What this task involves>
Go through the material below and copy all lines with "data".

#### The records

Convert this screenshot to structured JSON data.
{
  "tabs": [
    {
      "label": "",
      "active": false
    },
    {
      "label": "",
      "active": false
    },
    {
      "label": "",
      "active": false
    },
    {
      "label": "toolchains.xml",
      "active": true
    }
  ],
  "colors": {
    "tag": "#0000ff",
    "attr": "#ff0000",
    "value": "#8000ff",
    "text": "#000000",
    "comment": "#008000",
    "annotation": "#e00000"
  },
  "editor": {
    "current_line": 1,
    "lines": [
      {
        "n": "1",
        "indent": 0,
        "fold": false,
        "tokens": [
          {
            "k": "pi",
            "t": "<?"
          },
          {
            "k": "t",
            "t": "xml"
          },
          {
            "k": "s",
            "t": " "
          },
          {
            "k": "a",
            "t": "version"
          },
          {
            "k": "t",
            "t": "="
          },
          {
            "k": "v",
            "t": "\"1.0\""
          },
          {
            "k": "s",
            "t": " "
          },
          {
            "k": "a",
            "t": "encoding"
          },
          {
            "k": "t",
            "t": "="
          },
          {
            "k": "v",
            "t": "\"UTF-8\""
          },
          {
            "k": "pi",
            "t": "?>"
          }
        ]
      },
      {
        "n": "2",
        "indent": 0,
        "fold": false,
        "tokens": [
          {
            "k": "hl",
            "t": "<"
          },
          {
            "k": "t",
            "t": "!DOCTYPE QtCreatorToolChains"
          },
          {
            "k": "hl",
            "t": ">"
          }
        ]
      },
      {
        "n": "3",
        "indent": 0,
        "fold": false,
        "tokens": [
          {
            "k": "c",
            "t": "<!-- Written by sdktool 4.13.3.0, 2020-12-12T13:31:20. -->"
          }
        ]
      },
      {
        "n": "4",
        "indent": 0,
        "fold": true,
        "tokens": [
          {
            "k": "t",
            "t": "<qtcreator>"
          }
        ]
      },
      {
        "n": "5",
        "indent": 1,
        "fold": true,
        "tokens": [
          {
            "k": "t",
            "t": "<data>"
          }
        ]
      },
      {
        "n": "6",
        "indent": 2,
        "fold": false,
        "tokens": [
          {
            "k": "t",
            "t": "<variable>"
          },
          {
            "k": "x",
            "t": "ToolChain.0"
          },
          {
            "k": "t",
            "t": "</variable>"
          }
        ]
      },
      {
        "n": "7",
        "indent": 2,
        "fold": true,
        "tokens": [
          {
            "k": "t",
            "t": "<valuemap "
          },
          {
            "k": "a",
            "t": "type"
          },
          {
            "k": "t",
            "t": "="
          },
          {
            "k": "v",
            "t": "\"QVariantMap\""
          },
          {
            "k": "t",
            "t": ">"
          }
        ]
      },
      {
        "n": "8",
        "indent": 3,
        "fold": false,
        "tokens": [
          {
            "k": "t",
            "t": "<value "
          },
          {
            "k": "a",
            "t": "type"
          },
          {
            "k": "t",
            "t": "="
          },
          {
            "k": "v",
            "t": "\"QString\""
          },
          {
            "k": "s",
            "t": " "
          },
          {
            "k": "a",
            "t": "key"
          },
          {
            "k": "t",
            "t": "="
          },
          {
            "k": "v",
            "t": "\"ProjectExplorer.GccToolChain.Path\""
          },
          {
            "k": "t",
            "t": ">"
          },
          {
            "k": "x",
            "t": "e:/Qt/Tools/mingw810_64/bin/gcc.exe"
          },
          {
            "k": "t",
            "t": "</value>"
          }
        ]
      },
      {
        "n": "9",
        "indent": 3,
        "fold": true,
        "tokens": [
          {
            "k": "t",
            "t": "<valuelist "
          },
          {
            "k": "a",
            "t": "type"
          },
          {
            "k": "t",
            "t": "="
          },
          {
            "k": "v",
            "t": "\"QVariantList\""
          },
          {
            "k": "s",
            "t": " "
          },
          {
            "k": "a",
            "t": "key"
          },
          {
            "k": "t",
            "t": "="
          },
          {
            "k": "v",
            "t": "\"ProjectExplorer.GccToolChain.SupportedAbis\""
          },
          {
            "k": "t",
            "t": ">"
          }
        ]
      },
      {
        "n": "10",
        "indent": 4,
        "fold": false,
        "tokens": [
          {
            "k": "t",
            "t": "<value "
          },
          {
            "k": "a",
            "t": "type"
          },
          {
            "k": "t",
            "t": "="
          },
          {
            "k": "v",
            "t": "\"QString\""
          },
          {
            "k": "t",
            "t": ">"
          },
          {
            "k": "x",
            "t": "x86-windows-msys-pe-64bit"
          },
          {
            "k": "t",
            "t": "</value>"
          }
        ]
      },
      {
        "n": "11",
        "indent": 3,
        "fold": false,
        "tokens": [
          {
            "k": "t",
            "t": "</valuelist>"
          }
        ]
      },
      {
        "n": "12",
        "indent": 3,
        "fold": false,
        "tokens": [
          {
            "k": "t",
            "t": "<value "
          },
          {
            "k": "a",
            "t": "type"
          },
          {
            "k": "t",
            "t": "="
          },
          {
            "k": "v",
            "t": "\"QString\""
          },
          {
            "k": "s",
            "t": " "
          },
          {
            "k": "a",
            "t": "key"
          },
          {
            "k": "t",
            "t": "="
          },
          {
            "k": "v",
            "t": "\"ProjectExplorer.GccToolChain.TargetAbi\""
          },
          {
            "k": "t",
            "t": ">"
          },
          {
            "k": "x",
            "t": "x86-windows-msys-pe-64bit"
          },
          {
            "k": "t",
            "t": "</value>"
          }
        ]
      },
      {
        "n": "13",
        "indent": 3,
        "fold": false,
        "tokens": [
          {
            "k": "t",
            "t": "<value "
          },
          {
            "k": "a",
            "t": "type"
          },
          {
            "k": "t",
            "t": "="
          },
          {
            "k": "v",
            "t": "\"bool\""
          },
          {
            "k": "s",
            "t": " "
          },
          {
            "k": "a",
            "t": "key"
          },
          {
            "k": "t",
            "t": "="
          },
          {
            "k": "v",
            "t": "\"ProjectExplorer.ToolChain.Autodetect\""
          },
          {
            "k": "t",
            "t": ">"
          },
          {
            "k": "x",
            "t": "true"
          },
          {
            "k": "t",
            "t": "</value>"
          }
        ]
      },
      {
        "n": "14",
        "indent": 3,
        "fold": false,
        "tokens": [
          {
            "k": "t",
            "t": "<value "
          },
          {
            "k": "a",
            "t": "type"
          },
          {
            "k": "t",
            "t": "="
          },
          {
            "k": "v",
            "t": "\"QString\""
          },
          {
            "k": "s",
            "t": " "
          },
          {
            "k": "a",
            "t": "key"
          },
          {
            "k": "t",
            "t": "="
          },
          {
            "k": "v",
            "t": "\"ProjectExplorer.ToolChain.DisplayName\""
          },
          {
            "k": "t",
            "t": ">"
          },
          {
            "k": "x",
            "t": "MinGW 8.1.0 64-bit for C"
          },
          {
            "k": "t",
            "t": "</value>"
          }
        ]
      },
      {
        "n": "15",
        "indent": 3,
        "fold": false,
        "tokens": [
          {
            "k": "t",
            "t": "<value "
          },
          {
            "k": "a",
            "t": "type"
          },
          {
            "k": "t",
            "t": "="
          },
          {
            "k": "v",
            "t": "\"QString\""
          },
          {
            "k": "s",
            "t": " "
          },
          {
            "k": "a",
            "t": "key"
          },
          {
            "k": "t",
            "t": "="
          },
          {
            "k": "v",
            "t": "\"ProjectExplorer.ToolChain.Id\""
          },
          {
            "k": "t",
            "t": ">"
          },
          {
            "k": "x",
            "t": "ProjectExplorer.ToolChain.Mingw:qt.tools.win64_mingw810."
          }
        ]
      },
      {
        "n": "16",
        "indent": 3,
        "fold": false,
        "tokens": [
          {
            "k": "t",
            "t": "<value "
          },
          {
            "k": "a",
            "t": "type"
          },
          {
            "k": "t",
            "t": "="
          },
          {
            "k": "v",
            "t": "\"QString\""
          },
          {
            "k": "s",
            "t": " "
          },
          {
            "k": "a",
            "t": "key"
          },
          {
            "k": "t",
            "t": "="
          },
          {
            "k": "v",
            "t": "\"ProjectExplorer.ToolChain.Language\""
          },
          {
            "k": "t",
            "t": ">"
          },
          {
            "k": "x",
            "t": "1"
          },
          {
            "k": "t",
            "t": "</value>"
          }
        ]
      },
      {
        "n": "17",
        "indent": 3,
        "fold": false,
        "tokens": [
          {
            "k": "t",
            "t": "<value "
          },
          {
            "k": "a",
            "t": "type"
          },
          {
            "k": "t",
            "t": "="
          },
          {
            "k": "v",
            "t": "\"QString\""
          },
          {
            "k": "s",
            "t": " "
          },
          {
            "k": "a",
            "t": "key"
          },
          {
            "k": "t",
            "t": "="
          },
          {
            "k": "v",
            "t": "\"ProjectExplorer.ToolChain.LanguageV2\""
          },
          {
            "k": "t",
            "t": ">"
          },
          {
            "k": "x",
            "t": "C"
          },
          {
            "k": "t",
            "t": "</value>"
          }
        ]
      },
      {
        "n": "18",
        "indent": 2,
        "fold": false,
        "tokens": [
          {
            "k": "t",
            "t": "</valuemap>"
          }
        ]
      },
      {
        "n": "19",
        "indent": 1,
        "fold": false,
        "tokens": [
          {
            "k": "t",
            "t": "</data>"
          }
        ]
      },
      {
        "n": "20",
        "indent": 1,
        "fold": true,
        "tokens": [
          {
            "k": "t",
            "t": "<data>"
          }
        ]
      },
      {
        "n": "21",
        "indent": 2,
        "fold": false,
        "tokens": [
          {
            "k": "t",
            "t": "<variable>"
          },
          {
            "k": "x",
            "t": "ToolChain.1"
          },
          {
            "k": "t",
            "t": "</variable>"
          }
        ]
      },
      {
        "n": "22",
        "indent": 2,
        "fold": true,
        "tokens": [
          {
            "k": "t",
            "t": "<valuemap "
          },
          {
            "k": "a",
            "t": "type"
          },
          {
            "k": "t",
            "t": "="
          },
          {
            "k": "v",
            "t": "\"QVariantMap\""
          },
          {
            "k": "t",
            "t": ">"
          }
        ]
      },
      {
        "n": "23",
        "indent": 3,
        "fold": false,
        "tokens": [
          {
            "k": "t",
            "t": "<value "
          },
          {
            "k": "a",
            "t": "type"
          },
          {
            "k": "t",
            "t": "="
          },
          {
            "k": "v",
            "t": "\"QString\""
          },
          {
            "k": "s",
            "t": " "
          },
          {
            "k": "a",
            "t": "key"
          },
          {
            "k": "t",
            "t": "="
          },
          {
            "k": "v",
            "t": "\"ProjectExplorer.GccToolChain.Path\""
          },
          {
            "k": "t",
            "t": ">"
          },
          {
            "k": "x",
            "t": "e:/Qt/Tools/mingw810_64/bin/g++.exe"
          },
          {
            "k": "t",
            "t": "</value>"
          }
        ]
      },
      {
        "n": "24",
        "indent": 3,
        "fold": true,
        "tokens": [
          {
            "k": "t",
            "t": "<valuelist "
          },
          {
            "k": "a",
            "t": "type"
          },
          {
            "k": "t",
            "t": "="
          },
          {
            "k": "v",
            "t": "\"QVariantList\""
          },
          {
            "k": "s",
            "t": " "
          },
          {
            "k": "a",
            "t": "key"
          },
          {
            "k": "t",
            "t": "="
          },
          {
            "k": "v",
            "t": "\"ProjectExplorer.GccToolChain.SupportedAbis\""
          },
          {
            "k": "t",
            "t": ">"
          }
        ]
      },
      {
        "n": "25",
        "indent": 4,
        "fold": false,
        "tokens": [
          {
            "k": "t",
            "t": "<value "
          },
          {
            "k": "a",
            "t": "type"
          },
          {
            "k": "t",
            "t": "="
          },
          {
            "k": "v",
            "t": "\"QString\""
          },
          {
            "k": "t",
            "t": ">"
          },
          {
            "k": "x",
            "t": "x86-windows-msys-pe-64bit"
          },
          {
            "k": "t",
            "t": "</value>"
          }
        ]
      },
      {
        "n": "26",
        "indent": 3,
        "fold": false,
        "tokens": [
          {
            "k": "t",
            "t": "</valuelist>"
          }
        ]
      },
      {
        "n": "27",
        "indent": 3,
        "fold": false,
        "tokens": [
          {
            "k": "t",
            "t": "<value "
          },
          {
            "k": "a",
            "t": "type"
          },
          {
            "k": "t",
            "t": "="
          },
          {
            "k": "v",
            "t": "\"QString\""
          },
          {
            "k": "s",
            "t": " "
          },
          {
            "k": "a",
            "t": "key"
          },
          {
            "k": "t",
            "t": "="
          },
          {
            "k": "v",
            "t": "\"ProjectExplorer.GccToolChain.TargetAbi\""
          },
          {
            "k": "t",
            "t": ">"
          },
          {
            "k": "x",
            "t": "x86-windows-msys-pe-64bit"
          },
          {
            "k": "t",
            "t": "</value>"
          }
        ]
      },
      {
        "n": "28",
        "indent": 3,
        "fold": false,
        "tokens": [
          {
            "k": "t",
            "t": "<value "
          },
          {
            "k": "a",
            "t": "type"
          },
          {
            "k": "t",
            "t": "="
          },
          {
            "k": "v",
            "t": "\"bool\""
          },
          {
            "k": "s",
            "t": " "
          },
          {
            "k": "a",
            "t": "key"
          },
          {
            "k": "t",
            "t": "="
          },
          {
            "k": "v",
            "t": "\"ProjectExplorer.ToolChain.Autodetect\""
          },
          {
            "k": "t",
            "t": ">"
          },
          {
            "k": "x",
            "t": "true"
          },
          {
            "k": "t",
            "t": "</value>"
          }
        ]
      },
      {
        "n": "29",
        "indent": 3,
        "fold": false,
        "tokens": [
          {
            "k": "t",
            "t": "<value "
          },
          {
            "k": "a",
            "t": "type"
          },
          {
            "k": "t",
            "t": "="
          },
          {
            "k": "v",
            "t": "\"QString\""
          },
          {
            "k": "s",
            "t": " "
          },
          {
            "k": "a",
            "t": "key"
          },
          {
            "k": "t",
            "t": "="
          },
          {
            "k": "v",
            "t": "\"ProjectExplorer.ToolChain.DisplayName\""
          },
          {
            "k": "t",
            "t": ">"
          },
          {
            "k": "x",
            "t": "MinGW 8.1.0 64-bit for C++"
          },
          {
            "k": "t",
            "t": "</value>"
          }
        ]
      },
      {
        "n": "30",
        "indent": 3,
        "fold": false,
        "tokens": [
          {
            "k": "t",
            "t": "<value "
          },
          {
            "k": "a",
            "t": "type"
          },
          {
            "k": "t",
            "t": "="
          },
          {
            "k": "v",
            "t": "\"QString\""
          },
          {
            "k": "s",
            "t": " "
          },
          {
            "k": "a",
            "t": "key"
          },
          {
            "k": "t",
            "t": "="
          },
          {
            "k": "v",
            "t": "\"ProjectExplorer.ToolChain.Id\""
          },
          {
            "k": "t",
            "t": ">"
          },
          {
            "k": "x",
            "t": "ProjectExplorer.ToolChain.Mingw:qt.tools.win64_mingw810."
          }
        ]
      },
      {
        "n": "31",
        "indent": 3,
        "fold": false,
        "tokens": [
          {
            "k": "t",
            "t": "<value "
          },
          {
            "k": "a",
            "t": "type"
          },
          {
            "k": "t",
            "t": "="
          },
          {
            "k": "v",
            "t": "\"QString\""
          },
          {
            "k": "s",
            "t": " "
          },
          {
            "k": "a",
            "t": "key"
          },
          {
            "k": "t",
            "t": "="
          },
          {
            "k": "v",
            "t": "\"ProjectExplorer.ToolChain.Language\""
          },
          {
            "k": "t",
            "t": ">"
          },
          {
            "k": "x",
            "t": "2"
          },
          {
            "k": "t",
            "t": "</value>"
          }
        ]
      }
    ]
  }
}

########

Task solution>
Convert this screenshot to structured JSON data.
            "t": "<data>"
            "t": "</data>"
            "t": "<data>"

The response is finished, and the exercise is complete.